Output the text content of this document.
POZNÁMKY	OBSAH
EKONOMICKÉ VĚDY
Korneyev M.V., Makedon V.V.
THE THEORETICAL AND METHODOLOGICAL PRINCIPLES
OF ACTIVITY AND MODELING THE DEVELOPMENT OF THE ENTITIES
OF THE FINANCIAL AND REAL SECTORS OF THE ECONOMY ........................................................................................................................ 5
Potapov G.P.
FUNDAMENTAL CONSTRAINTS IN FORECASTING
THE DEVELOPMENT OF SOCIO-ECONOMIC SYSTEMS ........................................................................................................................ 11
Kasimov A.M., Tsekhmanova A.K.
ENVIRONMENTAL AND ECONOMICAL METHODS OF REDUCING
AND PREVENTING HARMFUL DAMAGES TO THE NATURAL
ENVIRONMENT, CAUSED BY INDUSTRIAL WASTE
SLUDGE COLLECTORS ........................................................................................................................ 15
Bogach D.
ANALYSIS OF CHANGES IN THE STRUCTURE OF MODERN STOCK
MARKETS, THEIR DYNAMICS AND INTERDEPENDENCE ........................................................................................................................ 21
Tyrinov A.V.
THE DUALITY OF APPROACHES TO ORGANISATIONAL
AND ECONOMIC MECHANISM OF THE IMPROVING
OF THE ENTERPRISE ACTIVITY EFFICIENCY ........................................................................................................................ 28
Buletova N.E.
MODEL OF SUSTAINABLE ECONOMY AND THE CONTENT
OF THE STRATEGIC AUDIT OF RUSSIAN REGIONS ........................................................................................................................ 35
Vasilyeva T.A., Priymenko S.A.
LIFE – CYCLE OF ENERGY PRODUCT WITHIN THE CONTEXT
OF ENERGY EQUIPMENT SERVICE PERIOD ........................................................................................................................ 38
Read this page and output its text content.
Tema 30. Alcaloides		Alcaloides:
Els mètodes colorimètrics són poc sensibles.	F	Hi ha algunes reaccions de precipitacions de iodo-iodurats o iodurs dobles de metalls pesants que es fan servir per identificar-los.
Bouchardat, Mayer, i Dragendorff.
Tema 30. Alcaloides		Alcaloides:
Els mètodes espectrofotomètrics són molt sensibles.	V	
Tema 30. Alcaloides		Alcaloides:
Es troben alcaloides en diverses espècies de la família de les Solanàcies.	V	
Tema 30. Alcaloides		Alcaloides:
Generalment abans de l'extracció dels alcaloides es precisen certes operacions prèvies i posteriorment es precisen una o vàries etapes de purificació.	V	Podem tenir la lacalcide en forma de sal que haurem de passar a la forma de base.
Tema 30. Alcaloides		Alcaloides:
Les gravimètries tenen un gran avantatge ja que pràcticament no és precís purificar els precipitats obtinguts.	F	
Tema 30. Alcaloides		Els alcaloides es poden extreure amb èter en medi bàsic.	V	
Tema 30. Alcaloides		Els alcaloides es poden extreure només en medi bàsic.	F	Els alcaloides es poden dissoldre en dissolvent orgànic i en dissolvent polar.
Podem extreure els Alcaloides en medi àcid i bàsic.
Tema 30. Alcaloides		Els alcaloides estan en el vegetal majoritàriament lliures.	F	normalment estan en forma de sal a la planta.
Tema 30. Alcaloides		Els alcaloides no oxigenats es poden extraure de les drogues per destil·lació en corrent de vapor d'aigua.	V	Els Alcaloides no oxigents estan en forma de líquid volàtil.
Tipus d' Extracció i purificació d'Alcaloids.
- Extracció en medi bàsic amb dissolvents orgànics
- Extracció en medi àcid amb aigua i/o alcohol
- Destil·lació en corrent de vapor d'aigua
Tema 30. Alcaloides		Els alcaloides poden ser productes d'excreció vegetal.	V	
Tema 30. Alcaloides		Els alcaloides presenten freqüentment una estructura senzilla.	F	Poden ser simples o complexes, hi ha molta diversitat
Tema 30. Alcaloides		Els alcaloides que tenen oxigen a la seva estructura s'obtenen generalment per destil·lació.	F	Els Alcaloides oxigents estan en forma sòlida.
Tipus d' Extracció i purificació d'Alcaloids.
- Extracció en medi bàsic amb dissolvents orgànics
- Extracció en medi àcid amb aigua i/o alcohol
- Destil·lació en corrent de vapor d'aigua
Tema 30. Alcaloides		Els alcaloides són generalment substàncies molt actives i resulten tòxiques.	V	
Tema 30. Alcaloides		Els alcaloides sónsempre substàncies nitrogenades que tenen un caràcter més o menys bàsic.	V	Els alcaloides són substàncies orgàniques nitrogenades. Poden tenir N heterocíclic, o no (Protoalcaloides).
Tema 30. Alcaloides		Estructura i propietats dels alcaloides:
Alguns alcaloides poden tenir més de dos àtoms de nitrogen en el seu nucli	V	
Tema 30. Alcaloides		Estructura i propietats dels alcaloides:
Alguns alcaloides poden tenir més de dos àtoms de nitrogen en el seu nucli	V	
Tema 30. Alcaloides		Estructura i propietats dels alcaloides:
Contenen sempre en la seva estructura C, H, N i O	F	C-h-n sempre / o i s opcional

***

> Objective: Every line of the records that includes the word "lació" should be gathered.

> Result of the task:
Tema 30. Alcaloides		Els alcaloides no oxigenats es poden extraure de les drogues per destil·lació en corrent de vapor d'aigua.	V	Els Alcaloides no oxigents estan en forma de líquid volàtil.
- Destil·lació en corrent de vapor d'aigua
Tema 30. Alcaloides		Els alcaloides que tenen oxigen a la seva estructura s'obtenen generalment per destil·lació.	F	Els Alcaloides oxigents estan en forma sòlida.
- Destil·lació en corrent de vapor d'aigua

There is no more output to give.